### Written task
Which lines hold the word "name"? Copy each of them from the material.

-- START Data provided --

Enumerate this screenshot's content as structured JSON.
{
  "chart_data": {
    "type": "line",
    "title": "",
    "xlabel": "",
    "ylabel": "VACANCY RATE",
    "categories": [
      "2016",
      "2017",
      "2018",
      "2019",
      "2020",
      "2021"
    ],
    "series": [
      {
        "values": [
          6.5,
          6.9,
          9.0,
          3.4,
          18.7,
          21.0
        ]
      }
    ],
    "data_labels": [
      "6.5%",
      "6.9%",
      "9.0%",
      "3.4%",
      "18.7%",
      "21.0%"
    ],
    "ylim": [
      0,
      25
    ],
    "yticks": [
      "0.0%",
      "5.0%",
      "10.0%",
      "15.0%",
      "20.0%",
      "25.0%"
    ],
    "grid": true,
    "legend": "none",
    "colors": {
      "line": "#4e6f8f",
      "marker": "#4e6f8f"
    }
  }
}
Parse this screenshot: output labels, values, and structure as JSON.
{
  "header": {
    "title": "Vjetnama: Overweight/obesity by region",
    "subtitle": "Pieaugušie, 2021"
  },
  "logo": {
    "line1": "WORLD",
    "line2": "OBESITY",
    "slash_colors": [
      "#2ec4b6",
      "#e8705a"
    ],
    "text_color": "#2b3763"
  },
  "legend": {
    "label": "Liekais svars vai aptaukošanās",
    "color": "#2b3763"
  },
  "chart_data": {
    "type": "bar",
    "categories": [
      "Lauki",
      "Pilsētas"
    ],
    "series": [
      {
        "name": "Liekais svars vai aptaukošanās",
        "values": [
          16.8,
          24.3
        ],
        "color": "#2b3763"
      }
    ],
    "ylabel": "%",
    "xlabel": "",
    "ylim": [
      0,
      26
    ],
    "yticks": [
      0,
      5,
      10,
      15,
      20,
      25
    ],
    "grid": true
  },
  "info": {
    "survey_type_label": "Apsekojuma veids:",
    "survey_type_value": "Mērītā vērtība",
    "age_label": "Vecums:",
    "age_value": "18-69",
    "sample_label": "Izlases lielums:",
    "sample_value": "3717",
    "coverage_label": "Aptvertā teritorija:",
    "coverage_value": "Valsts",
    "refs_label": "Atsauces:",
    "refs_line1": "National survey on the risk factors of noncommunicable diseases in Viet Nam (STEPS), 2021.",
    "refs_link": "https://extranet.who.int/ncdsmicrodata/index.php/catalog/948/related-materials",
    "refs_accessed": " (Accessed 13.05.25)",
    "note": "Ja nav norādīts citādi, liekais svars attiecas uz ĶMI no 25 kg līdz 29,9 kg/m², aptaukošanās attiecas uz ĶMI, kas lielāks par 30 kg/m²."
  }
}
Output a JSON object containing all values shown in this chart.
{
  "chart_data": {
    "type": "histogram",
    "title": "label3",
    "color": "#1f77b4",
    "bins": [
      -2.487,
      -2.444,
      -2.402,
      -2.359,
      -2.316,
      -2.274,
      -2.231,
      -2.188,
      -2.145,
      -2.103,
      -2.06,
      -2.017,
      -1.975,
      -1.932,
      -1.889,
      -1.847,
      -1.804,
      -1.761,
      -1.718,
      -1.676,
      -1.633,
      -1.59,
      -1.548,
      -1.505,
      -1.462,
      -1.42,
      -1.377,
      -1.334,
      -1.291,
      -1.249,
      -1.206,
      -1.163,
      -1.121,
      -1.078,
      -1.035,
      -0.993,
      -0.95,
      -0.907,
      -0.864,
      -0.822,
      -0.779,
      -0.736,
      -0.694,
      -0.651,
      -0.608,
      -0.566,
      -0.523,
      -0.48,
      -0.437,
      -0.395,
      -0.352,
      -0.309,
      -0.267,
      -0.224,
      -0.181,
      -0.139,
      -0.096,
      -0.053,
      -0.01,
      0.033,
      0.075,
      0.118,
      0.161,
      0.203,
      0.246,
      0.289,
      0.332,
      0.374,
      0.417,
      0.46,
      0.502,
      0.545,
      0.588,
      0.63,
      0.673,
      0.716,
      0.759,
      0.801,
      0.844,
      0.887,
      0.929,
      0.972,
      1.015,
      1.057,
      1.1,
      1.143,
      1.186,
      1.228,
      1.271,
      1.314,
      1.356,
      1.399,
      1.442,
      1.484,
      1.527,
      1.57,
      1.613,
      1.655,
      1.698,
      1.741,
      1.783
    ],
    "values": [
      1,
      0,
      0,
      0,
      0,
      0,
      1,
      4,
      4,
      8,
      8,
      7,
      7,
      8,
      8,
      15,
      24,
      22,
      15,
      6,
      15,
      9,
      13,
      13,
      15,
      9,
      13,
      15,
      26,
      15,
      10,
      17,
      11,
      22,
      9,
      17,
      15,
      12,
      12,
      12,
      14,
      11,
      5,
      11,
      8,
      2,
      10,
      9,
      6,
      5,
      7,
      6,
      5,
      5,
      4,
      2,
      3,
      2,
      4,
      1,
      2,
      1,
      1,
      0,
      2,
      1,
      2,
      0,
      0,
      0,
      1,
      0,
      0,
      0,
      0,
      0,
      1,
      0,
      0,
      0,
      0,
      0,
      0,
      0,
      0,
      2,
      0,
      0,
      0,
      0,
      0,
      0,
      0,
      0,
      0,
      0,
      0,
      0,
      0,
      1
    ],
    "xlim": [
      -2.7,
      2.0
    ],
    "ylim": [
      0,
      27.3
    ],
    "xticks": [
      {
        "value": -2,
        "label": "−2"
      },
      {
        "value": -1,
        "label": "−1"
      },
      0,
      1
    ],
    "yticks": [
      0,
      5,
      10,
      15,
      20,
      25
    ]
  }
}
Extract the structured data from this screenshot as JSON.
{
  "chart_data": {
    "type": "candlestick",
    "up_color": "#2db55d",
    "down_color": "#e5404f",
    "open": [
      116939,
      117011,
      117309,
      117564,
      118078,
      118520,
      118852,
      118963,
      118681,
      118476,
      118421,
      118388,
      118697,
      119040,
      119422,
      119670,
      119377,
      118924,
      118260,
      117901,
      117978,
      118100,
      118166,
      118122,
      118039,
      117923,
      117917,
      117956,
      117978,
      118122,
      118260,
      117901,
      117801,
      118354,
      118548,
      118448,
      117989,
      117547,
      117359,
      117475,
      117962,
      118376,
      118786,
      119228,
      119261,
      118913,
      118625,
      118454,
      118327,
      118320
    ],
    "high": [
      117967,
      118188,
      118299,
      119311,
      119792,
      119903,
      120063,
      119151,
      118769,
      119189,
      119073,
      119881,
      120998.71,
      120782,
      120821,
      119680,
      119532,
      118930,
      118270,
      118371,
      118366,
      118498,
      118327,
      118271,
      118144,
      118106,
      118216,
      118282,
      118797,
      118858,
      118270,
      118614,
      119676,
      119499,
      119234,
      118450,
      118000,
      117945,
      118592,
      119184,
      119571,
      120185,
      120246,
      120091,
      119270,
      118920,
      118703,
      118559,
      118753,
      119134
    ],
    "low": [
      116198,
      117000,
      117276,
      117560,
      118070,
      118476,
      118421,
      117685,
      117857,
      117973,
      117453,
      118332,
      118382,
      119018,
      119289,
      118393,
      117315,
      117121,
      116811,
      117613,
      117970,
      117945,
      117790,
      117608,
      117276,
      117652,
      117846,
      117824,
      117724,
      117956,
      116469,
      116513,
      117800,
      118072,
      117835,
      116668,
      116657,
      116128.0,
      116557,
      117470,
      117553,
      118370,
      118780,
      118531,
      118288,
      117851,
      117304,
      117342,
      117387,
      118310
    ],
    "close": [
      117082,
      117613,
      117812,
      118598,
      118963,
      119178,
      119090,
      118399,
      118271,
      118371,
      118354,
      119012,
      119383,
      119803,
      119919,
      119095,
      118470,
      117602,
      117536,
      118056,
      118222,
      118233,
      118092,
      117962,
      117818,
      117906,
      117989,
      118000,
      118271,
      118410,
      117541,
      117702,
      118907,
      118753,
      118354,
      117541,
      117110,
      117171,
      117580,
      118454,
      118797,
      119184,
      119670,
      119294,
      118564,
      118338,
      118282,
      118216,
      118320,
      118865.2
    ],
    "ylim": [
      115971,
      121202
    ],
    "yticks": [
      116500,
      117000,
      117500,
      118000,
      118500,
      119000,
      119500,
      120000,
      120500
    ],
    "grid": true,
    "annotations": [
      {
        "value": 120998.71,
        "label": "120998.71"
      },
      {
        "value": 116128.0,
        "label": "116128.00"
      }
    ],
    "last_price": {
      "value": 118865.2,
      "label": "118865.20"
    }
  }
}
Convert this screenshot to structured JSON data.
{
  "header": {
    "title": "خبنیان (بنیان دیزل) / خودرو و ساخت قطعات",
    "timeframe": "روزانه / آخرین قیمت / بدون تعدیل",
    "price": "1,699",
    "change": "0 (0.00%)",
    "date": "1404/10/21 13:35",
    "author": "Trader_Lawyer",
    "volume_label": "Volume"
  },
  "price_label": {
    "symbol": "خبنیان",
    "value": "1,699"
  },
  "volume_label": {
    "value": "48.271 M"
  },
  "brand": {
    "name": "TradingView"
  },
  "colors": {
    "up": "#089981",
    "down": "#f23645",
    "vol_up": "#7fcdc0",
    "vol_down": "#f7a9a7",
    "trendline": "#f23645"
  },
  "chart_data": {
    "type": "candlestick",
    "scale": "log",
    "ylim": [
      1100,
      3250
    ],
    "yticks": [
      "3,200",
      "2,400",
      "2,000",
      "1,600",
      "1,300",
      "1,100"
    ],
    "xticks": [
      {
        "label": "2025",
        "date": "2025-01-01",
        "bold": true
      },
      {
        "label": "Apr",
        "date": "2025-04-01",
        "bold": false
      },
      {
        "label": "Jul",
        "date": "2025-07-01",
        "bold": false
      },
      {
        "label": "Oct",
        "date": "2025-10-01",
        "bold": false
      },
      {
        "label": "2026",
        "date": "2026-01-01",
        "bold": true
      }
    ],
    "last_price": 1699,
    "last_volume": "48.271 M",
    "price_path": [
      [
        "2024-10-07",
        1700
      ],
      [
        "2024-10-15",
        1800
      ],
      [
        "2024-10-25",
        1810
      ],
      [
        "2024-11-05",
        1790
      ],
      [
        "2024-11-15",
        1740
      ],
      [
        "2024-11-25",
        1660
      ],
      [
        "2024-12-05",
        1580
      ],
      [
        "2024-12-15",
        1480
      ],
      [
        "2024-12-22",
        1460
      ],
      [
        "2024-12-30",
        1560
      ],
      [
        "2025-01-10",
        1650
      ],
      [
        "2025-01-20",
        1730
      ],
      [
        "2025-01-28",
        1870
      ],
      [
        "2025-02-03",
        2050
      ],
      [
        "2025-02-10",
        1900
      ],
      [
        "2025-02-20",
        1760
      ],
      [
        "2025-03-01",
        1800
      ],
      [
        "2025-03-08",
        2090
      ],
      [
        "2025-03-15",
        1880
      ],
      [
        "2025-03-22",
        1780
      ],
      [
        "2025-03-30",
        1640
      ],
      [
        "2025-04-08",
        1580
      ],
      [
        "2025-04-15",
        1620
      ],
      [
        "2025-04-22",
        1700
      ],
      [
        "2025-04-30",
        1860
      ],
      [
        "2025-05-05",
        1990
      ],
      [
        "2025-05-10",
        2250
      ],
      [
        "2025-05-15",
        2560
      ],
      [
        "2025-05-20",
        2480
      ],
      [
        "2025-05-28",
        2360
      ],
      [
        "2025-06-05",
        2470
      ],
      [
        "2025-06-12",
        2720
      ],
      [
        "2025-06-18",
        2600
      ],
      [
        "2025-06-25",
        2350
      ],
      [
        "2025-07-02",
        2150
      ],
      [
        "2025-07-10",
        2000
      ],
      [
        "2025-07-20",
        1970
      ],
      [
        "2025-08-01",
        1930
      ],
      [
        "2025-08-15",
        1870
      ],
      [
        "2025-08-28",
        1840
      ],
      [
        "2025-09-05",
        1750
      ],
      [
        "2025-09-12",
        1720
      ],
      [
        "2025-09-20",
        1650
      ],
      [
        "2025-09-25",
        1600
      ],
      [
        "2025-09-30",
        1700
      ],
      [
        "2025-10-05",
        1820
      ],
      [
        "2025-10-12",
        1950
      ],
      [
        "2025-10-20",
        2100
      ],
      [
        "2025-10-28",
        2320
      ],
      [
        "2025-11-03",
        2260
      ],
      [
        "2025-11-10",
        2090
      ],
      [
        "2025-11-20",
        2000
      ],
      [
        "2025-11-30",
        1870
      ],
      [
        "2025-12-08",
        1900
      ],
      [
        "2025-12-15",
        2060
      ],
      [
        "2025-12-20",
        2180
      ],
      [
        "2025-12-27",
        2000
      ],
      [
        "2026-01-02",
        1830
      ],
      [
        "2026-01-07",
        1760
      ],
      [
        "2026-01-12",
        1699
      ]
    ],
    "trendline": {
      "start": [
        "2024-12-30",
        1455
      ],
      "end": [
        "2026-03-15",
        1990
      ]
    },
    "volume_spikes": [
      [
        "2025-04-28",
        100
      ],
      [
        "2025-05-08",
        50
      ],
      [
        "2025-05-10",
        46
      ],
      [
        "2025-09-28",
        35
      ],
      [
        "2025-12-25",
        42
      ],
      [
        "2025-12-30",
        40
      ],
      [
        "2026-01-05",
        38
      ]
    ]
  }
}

-- END Data provided --

### Solution to this task
        "name": "Liekais svars vai aptaukošanās",
    "name": "TradingView"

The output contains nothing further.